Task statement:
Could you write out the records below exactly as they appear, leaving out any pictures?

Given records:
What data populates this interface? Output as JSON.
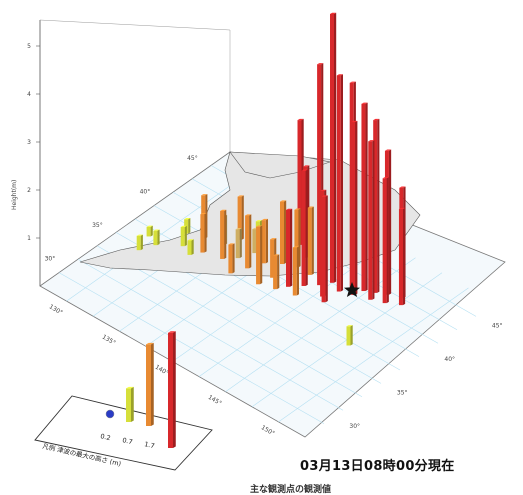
{
  "chart_data": {
    "type": "bar3d",
    "ylabel": "Height(m)",
    "z_ticks": [
      "1",
      "2",
      "3",
      "4",
      "5"
    ],
    "map_ticks_near": [
      "130°",
      "135°",
      "140°",
      "145°",
      "150°"
    ],
    "map_ticks_left": [
      "45°",
      "40°",
      "35°",
      "30°"
    ],
    "map_ticks_far": [
      "45°",
      "40°",
      "35°",
      "30°"
    ],
    "legend_title": "凡例 津波の最大の高さ (m)",
    "legend_scale": [
      "0.2",
      "0.7",
      "1.7"
    ],
    "colors": {
      "red": "#d8282b",
      "orange": "#e88a32",
      "tan": "#cfae62",
      "yellow": "#d6df3a",
      "blue": "#2a3cc6",
      "grid": "#b5e0f2",
      "land": "#e6e6e6"
    },
    "bars": [
      {
        "id": "b01",
        "height": 5.6,
        "color": "red"
      },
      {
        "id": "b02",
        "height": 4.6,
        "color": "red"
      },
      {
        "id": "b03",
        "height": 4.5,
        "color": "red"
      },
      {
        "id": "b04",
        "height": 4.3,
        "color": "red"
      },
      {
        "id": "b05",
        "height": 3.9,
        "color": "red"
      },
      {
        "id": "b06",
        "height": 3.6,
        "color": "red"
      },
      {
        "id": "b07",
        "height": 3.6,
        "color": "red"
      },
      {
        "id": "b08",
        "height": 3.3,
        "color": "red"
      },
      {
        "id": "b09",
        "height": 3.0,
        "color": "red"
      },
      {
        "id": "b10",
        "height": 2.6,
        "color": "red"
      },
      {
        "id": "b11",
        "height": 2.3,
        "color": "red"
      },
      {
        "id": "b12",
        "height": 2.0,
        "color": "red"
      },
      {
        "id": "b13",
        "height": 2.2,
        "color": "red"
      },
      {
        "id": "b14",
        "height": 2.4,
        "color": "red"
      },
      {
        "id": "b15",
        "height": 1.6,
        "color": "red"
      },
      {
        "id": "b16",
        "height": 2.6,
        "color": "red"
      },
      {
        "id": "b17",
        "height": 1.1,
        "color": "orange"
      },
      {
        "id": "b18",
        "height": 0.9,
        "color": "orange"
      },
      {
        "id": "b19",
        "height": 1.3,
        "color": "orange"
      },
      {
        "id": "b20",
        "height": 0.6,
        "color": "tan"
      },
      {
        "id": "b21",
        "height": 0.8,
        "color": "orange"
      },
      {
        "id": "b22",
        "height": 1.2,
        "color": "orange"
      },
      {
        "id": "b23",
        "height": 0.5,
        "color": "tan"
      },
      {
        "id": "b24",
        "height": 1.0,
        "color": "orange"
      },
      {
        "id": "b25",
        "height": 0.7,
        "color": "orange"
      },
      {
        "id": "b26",
        "height": 0.9,
        "color": "orange"
      },
      {
        "id": "b27",
        "height": 1.4,
        "color": "orange"
      },
      {
        "id": "b28",
        "height": 0.6,
        "color": "tan"
      },
      {
        "id": "b29",
        "height": 1.0,
        "color": "orange"
      },
      {
        "id": "b30",
        "height": 0.8,
        "color": "orange"
      },
      {
        "id": "b31",
        "height": 0.4,
        "color": "yellow"
      },
      {
        "id": "b32",
        "height": 0.3,
        "color": "yellow"
      },
      {
        "id": "b33",
        "height": 0.3,
        "color": "yellow"
      },
      {
        "id": "b34",
        "height": 0.3,
        "color": "yellow"
      },
      {
        "id": "b35",
        "height": 0.3,
        "color": "yellow"
      },
      {
        "id": "b36",
        "height": 0.2,
        "color": "yellow"
      },
      {
        "id": "b37",
        "height": 0.4,
        "color": "yellow"
      },
      {
        "id": "b38",
        "height": 1.2,
        "color": "orange"
      },
      {
        "id": "b39",
        "height": 0.6,
        "color": "orange"
      },
      {
        "id": "b40",
        "height": 1.9,
        "color": "red"
      },
      {
        "id": "b41",
        "height": 0.9,
        "color": "orange"
      },
      {
        "id": "b42",
        "height": 2.2,
        "color": "red"
      },
      {
        "id": "b43",
        "height": 0.4,
        "color": "yellow"
      }
    ],
    "legend_bars": [
      {
        "id": "l1",
        "height": 0.2,
        "color": "blue"
      },
      {
        "id": "l2",
        "height": 0.7,
        "color": "yellow"
      },
      {
        "id": "l3",
        "height": 1.7,
        "color": "orange"
      },
      {
        "id": "l4",
        "height": 2.4,
        "color": "red"
      }
    ]
  },
  "timestamp": "03月13日08時00分現在",
  "footer": "主な観測点の観測値"
}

Answer:
What data populates this interface? Output as JSON.
{
  "chart_data": {
    "type": "bar3d",
    "ylabel": "Height(m)",
    "z_ticks": [
      "1",
      "2",
      "3",
      "4",
      "5"
    ],
    "map_ticks_near": [
      "130°",
      "135°",
      "140°",
      "145°",
      "150°"
    ],
    "map_ticks_left": [
      "45°",
      "40°",
      "35°",
      "30°"
    ],
    "map_ticks_far": [
      "45°",
      "40°",
      "35°",
      "30°"
    ],
    "legend_title": "凡例 津波の最大の高さ (m)",
    "legend_scale": [
      "0.2",
      "0.7",
      "1.7"
    ],
    "colors": {
      "red": "#d8282b",
      "orange": "#e88a32",
      "tan": "#cfae62",
      "yellow": "#d6df3a",
      "blue": "#2a3cc6",
      "grid": "#b5e0f2",
      "land": "#e6e6e6"
    },
    "bars": [
      {
        "id": "b01",
        "height": 5.6,
        "color": "red"
      },
      {
        "id": "b02",
        "height": 4.6,
        "color": "red"
      },
      {
        "id": "b03",
        "height": 4.5,
        "color": "red"
      },
      {
        "id": "b04",
        "height": 4.3,
        "color": "red"
      },
      {
        "id": "b05",
        "height": 3.9,
        "color": "red"
      },
      {
        "id": "b06",
        "height": 3.6,
        "color": "red"
      },
      {
        "id": "b07",
        "height": 3.6,
        "color": "red"
      },
      {
        "id": "b08",
        "height": 3.3,
        "color": "red"
      },
      {
        "id": "b09",
        "height": 3.0,
        "color": "red"
      },
      {
        "id": "b10",
        "height": 2.6,
        "color": "red"
      },
      {
        "id": "b11",
        "height": 2.3,
        "color": "red"
      },
      {
        "id": "b12",
        "height": 2.0,
        "color": "red"
      },
      {
        "id": "b13",
        "height": 2.2,
        "color": "red"
      },
      {
        "id": "b14",
        "height": 2.4,
        "color": "red"
      },
      {
        "id": "b15",
        "height": 1.6,
        "color": "red"
      },
      {
        "id": "b16",
        "height": 2.6,
        "color": "red"
      },
      {
        "id": "b17",
        "height": 1.1,
        "color": "orange"
      },
      {
        "id": "b18",
        "height": 0.9,
        "color": "orange"
      },
      {
        "id": "b19",
        "height": 1.3,
        "color": "orange"
      },
      {
        "id": "b20",
        "height": 0.6,
        "color": "tan"
      },
      {
        "id": "b21",
        "height": 0.8,
        "color": "orange"
      },
      {
        "id": "b22",
        "height": 1.2,
        "color": "orange"
      },
      {
        "id": "b23",
        "height": 0.5,
        "color": "tan"
      },
      {
        "id": "b24",
        "height": 1.0,
        "color": "orange"
      },
      {
        "id": "b25",
        "height": 0.7,
        "color": "orange"
      },
      {
        "id": "b26",
        "height": 0.9,
        "color": "orange"
      },
      {
        "id": "b27",
        "height": 1.4,
        "color": "orange"
      },
      {
        "id": "b28",
        "height": 0.6,
        "color": "tan"
      },
      {
        "id": "b29",
        "height": 1.0,
        "color": "orange"
      },
      {
        "id": "b30",
        "height": 0.8,
        "color": "orange"
      },
      {
        "id": "b31",
        "height": 0.4,
        "color": "yellow"
      },
      {
        "id": "b32",
        "height": 0.3,
        "color": "yellow"
      },
      {
        "id": "b33",
        "height": 0.3,
        "color": "yellow"
      },
      {
        "id": "b34",
        "height": 0.3,
        "color": "yellow"
      },
      {
        "id": "b35",
        "height": 0.3,
        "color": "yellow"
      },
      {
        "id": "b36",
        "height": 0.2,
        "color": "yellow"
      },
      {
        "id": "b37",
        "height": 0.4,
        "color": "yellow"
      },
      {
        "id": "b38",
        "height": 1.2,
        "color": "orange"
      },
      {
        "id": "b39",
        "height": 0.6,
        "color": "orange"
      },
      {
        "id": "b40",
        "height": 1.9,
        "color": "red"
      },
      {
        "id": "b41",
        "height": 0.9,
        "color": "orange"
      },
      {
        "id": "b42",
        "height": 2.2,
        "color": "red"
      },
      {
        "id": "b43",
        "height": 0.4,
        "color": "yellow"
      }
    ],
    "legend_bars": [
      {
        "id": "l1",
        "height": 0.2,
        "color": "blue"
      },
      {
        "id": "l2",
        "height": 0.7,
        "color": "yellow"
      },
      {
        "id": "l3",
        "height": 1.7,
        "color": "orange"
      },
      {
        "id": "l4",
        "height": 2.4,
        "color": "red"
      }
    ]
  },
  "timestamp": "03月13日08時00分現在",
  "footer": "主な観測点の観測値"
}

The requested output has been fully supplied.